>>

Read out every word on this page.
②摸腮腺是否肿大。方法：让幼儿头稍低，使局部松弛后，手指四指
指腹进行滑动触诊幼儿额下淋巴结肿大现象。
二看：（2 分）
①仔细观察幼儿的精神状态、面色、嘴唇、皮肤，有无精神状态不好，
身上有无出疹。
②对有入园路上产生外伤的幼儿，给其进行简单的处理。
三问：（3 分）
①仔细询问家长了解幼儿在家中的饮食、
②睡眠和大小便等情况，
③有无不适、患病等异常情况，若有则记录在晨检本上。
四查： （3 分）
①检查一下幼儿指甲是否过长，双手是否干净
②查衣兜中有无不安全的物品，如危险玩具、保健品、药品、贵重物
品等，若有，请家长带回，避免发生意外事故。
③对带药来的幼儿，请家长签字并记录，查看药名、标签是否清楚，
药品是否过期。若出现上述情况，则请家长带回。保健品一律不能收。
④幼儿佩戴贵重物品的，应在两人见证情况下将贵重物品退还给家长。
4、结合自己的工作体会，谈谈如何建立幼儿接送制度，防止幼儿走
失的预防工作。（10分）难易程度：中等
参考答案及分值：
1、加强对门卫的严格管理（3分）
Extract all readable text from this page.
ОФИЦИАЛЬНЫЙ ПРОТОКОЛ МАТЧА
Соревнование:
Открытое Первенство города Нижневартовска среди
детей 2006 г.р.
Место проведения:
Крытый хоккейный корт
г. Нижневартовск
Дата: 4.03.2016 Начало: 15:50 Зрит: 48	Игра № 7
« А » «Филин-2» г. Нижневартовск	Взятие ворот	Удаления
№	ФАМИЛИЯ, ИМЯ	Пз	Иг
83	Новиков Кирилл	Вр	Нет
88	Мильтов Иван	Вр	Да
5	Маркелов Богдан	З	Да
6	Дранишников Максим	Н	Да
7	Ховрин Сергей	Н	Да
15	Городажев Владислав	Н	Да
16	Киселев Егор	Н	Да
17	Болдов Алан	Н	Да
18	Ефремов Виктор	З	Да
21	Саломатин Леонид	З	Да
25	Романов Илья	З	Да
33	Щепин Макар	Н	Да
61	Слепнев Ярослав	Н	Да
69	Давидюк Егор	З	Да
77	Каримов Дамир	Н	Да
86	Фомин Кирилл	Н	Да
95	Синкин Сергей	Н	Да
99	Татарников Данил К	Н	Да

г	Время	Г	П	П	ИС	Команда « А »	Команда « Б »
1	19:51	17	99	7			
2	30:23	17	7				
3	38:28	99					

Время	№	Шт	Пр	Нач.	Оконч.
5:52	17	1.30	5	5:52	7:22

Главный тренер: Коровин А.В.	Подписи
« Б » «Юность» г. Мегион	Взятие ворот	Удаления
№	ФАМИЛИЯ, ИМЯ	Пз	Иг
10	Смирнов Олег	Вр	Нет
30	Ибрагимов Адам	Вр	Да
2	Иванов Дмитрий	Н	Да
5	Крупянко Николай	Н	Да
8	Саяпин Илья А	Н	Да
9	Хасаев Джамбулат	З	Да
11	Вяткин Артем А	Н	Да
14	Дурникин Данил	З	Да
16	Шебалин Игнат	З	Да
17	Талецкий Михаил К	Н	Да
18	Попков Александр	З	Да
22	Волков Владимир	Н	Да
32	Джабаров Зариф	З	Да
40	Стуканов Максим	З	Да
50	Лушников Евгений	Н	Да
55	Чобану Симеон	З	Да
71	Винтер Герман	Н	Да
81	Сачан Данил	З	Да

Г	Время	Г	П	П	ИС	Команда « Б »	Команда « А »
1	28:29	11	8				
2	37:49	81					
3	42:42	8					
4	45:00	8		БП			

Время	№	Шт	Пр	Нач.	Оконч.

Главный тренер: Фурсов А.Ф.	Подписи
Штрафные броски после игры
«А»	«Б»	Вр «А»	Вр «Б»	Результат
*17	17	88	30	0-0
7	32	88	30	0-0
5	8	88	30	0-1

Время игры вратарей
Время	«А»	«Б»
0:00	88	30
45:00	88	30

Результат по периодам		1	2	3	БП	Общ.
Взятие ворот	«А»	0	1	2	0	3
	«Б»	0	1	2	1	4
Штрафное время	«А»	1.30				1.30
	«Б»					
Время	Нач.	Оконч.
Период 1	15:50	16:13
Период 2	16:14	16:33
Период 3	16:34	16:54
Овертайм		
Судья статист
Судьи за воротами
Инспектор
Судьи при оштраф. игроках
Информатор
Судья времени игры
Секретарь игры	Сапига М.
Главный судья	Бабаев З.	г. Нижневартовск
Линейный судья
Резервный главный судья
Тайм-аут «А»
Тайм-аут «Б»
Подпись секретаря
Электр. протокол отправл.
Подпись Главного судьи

<<

◆ Given instruction ◆
Each record should come back exactly as written.

◆ Solution to this problem ◆
Read out every word on this page.
②摸腮腺是否肿大。方法：让幼儿头稍低，使局部松弛后，手指四指
指腹进行滑动触诊幼儿额下淋巴结肿大现象。
二看：（2 分）
①仔细观察幼儿的精神状态、面色、嘴唇、皮肤，有无精神状态不好，
身上有无出疹。
②对有入园路上产生外伤的幼儿，给其进行简单的处理。
三问：（3 分）
①仔细询问家长了解幼儿在家中的饮食、
②睡眠和大小便等情况，
③有无不适、患病等异常情况，若有则记录在晨检本上。
四查： （3 分）
①检查一下幼儿指甲是否过长，双手是否干净
②查衣兜中有无不安全的物品，如危险玩具、保健品、药品、贵重物
品等，若有，请家长带回，避免发生意外事故。
③对带药来的幼儿，请家长签字并记录，查看药名、标签是否清楚，
药品是否过期。若出现上述情况，则请家长带回。保健品一律不能收。
④幼儿佩戴贵重物品的，应在两人见证情况下将贵重物品退还给家长。
4、结合自己的工作体会，谈谈如何建立幼儿接送制度，防止幼儿走
失的预防工作。（10分）难易程度：中等
参考答案及分值：
1、加强对门卫的严格管理（3分）
Extract all readable text from this page.
ОФИЦИАЛЬНЫЙ ПРОТОКОЛ МАТЧА
Соревнование:
Открытое Первенство города Нижневартовска среди
детей 2006 г.р.
Место проведения:
Крытый хоккейный корт
г. Нижневартовск
Дата: 4.03.2016 Начало: 15:50 Зрит: 48	Игра № 7
« А » «Филин-2» г. Нижневартовск	Взятие ворот	Удаления
№	ФАМИЛИЯ, ИМЯ	Пз	Иг
83	Новиков Кирилл	Вр	Нет
88	Мильтов Иван	Вр	Да
5	Маркелов Богдан	З	Да
6	Дранишников Максим	Н	Да
7	Ховрин Сергей	Н	Да
15	Городажев Владислав	Н	Да
16	Киселев Егор	Н	Да
17	Болдов Алан	Н	Да
18	Ефремов Виктор	З	Да
21	Саломатин Леонид	З	Да
25	Романов Илья	З	Да
33	Щепин Макар	Н	Да
61	Слепнев Ярослав	Н	Да
69	Давидюк Егор	З	Да
77	Каримов Дамир	Н	Да
86	Фомин Кирилл	Н	Да
95	Синкин Сергей	Н	Да
99	Татарников Данил К	Н	Да

г	Время	Г	П	П	ИС	Команда « А »	Команда « Б »
1	19:51	17	99	7			
2	30:23	17	7				
3	38:28	99					

Время	№	Шт	Пр	Нач.	Оконч.
5:52	17	1.30	5	5:52	7:22

Главный тренер: Коровин А.В.	Подписи
« Б » «Юность» г. Мегион	Взятие ворот	Удаления
№	ФАМИЛИЯ, ИМЯ	Пз	Иг
10	Смирнов Олег	Вр	Нет
30	Ибрагимов Адам	Вр	Да
2	Иванов Дмитрий	Н	Да
5	Крупянко Николай	Н	Да
8	Саяпин Илья А	Н	Да
9	Хасаев Джамбулат	З	Да
11	Вяткин Артем А	Н	Да
14	Дурникин Данил	З	Да
16	Шебалин Игнат	З	Да
17	Талецкий Михаил К	Н	Да
18	Попков Александр	З	Да
22	Волков Владимир	Н	Да
32	Джабаров Зариф	З	Да
40	Стуканов Максим	З	Да
50	Лушников Евгений	Н	Да
55	Чобану Симеон	З	Да
71	Винтер Герман	Н	Да
81	Сачан Данил	З	Да

Г	Время	Г	П	П	ИС	Команда « Б »	Команда « А »
1	28:29	11	8				
2	37:49	81					
3	42:42	8					
4	45:00	8		БП			

Время	№	Шт	Пр	Нач.	Оконч.

Главный тренер: Фурсов А.Ф.	Подписи
Штрафные броски после игры
«А»	«Б»	Вр «А»	Вр «Б»	Результат
*17	17	88	30	0-0
7	32	88	30	0-0
5	8	88	30	0-1

Время игры вратарей
Время	«А»	«Б»
0:00	88	30
45:00	88	30

Результат по периодам		1	2	3	БП	Общ.
Взятие ворот	«А»	0	1	2	0	3
	«Б»	0	1	2	1	4
Штрафное время	«А»	1.30				1.30
	«Б»					
Время	Нач.	Оконч.
Период 1	15:50	16:13
Период 2	16:14	16:33
Период 3	16:34	16:54
Овертайм		
Судья статист
Судьи за воротами
Инспектор
Судьи при оштраф. игроках
Информатор
Судья времени игры
Секретарь игры	Сапига М.
Главный судья	Бабаев З.	г. Нижневартовск
Линейный судья
Резервный главный судья
Тайм-аут «А»
Тайм-аут «Б»
Подпись секретаря
Электр. протокол отправл.
Подпись Главного судьи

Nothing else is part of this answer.